▶ _Exercise aim_:
Using the records that follow, copy every line containing the word "Blindern".

Begin Data excerpts

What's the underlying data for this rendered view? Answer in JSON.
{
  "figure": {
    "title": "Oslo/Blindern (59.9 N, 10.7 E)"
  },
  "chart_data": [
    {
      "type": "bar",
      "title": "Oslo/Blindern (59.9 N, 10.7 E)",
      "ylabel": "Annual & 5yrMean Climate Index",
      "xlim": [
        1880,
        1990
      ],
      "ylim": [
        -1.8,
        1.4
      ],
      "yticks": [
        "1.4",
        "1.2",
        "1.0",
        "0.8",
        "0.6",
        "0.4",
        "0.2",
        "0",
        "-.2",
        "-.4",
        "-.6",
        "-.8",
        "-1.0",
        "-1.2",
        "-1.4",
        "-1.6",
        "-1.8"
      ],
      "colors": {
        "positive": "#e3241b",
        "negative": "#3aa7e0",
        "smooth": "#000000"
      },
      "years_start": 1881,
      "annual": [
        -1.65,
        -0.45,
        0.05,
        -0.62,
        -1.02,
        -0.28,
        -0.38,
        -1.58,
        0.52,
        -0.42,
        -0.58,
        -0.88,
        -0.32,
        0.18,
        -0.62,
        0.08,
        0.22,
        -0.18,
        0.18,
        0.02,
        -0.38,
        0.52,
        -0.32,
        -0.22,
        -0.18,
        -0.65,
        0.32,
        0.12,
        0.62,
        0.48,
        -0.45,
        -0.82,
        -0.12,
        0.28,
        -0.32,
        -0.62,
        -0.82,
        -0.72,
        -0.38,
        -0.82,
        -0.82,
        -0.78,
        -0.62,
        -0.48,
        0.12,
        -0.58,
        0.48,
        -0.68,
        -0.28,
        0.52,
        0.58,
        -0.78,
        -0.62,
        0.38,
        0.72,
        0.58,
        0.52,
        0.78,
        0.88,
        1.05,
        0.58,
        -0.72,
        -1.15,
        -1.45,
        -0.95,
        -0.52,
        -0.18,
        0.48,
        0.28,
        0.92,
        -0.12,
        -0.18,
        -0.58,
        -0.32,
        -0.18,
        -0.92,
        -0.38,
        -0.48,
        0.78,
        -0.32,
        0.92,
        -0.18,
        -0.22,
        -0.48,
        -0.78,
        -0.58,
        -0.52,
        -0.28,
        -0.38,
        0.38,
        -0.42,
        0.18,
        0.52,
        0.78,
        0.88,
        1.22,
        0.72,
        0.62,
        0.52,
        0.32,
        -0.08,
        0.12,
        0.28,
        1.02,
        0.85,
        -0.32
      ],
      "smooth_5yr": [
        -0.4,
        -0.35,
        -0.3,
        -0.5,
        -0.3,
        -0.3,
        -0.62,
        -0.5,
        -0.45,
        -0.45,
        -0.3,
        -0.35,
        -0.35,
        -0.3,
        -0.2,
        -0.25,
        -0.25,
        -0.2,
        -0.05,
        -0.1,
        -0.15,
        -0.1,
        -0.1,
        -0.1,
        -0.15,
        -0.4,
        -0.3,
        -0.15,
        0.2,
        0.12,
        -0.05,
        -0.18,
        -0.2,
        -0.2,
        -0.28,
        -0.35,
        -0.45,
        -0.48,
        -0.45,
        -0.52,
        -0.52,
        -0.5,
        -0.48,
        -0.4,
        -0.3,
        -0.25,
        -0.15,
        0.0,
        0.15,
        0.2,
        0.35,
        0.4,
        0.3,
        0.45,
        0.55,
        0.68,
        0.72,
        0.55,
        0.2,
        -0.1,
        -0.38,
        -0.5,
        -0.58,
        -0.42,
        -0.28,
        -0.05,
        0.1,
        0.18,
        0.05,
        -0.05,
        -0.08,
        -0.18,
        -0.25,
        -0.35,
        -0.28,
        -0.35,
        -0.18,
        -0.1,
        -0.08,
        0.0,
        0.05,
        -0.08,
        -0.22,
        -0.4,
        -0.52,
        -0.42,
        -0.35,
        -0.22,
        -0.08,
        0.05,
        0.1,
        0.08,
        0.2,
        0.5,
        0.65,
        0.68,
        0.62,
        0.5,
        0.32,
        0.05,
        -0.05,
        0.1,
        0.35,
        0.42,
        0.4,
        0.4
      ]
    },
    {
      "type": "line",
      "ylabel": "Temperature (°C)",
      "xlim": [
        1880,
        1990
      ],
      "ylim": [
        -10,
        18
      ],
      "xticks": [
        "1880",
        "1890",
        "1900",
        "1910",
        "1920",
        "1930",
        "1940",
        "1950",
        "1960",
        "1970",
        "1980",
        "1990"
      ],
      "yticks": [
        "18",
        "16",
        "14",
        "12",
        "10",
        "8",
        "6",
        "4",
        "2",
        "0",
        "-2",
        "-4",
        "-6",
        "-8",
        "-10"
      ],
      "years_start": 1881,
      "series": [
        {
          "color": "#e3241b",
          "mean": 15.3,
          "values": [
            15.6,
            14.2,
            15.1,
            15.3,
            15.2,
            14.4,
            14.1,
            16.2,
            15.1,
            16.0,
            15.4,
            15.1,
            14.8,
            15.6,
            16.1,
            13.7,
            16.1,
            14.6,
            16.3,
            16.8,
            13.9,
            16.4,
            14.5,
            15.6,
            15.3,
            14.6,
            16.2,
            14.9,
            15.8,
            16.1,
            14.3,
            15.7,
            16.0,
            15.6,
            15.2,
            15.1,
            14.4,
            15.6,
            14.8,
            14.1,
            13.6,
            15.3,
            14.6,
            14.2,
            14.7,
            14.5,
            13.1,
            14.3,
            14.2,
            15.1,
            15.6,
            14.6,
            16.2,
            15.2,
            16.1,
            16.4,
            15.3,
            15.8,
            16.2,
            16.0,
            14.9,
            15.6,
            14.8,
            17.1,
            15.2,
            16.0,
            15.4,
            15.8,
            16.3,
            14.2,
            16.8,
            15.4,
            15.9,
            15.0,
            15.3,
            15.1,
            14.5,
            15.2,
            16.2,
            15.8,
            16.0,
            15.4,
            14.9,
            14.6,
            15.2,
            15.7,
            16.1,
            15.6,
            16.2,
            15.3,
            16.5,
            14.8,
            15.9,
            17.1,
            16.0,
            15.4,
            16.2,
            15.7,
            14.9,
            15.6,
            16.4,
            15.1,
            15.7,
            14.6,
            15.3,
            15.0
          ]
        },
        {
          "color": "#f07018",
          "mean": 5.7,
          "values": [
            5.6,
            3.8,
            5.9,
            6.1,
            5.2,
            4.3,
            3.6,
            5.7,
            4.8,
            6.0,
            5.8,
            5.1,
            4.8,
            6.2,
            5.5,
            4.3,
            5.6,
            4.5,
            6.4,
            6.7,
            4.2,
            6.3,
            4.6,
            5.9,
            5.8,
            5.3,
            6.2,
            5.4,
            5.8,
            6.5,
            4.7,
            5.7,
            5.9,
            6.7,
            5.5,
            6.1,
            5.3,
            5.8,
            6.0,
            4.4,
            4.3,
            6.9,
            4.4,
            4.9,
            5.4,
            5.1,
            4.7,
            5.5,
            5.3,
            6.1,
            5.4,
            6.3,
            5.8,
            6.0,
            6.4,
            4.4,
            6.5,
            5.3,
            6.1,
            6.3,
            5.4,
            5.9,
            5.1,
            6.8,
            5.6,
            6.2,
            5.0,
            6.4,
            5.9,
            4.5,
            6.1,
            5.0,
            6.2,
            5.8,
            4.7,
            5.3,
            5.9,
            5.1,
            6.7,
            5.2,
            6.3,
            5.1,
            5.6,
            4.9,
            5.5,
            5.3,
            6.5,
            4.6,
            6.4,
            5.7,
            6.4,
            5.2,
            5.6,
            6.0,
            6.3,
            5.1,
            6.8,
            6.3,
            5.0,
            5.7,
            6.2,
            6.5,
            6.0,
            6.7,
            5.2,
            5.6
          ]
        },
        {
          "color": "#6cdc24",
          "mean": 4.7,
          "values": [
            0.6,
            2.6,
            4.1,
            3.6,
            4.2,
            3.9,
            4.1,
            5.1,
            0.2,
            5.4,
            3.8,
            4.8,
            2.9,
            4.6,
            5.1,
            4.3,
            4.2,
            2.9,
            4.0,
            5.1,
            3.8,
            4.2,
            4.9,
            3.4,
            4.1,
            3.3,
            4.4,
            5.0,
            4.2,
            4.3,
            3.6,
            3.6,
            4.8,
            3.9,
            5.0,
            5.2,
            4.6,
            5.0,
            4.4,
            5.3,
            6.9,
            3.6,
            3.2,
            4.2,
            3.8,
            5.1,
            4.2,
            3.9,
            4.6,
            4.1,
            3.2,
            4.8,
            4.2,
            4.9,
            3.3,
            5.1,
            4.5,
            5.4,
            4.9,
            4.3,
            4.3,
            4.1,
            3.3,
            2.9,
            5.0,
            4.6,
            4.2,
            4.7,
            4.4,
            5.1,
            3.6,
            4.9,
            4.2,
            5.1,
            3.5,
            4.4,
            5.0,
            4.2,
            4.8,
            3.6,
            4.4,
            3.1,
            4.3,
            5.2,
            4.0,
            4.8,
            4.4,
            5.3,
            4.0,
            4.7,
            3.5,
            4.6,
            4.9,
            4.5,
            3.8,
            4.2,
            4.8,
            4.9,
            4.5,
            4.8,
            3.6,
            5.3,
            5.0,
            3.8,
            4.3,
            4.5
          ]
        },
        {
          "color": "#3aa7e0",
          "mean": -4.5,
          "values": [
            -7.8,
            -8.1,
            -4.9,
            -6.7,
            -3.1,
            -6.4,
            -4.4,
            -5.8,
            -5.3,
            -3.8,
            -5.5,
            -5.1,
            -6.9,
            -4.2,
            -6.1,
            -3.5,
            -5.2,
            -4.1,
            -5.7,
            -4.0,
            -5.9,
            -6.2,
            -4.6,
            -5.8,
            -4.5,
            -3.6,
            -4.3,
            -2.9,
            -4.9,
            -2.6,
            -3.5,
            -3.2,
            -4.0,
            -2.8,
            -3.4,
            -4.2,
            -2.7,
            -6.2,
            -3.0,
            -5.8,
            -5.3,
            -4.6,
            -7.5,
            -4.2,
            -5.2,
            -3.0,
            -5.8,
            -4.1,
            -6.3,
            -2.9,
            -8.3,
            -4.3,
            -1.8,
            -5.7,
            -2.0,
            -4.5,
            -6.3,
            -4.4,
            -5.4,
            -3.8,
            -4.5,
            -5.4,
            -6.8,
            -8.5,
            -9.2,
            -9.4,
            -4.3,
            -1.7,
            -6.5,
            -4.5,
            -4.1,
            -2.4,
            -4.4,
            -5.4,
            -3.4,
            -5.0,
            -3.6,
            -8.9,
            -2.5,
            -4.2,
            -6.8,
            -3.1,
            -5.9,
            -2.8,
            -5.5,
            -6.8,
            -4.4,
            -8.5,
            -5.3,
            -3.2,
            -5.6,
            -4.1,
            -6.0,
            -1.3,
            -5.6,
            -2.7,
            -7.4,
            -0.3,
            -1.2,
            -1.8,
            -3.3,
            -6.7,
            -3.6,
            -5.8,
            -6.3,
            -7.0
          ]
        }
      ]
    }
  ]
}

End Data excerpts

▶ _Full output_:
    "title": "Oslo/Blindern (59.9 N, 10.7 E)"
      "title": "Oslo/Blindern (59.9 N, 10.7 E)",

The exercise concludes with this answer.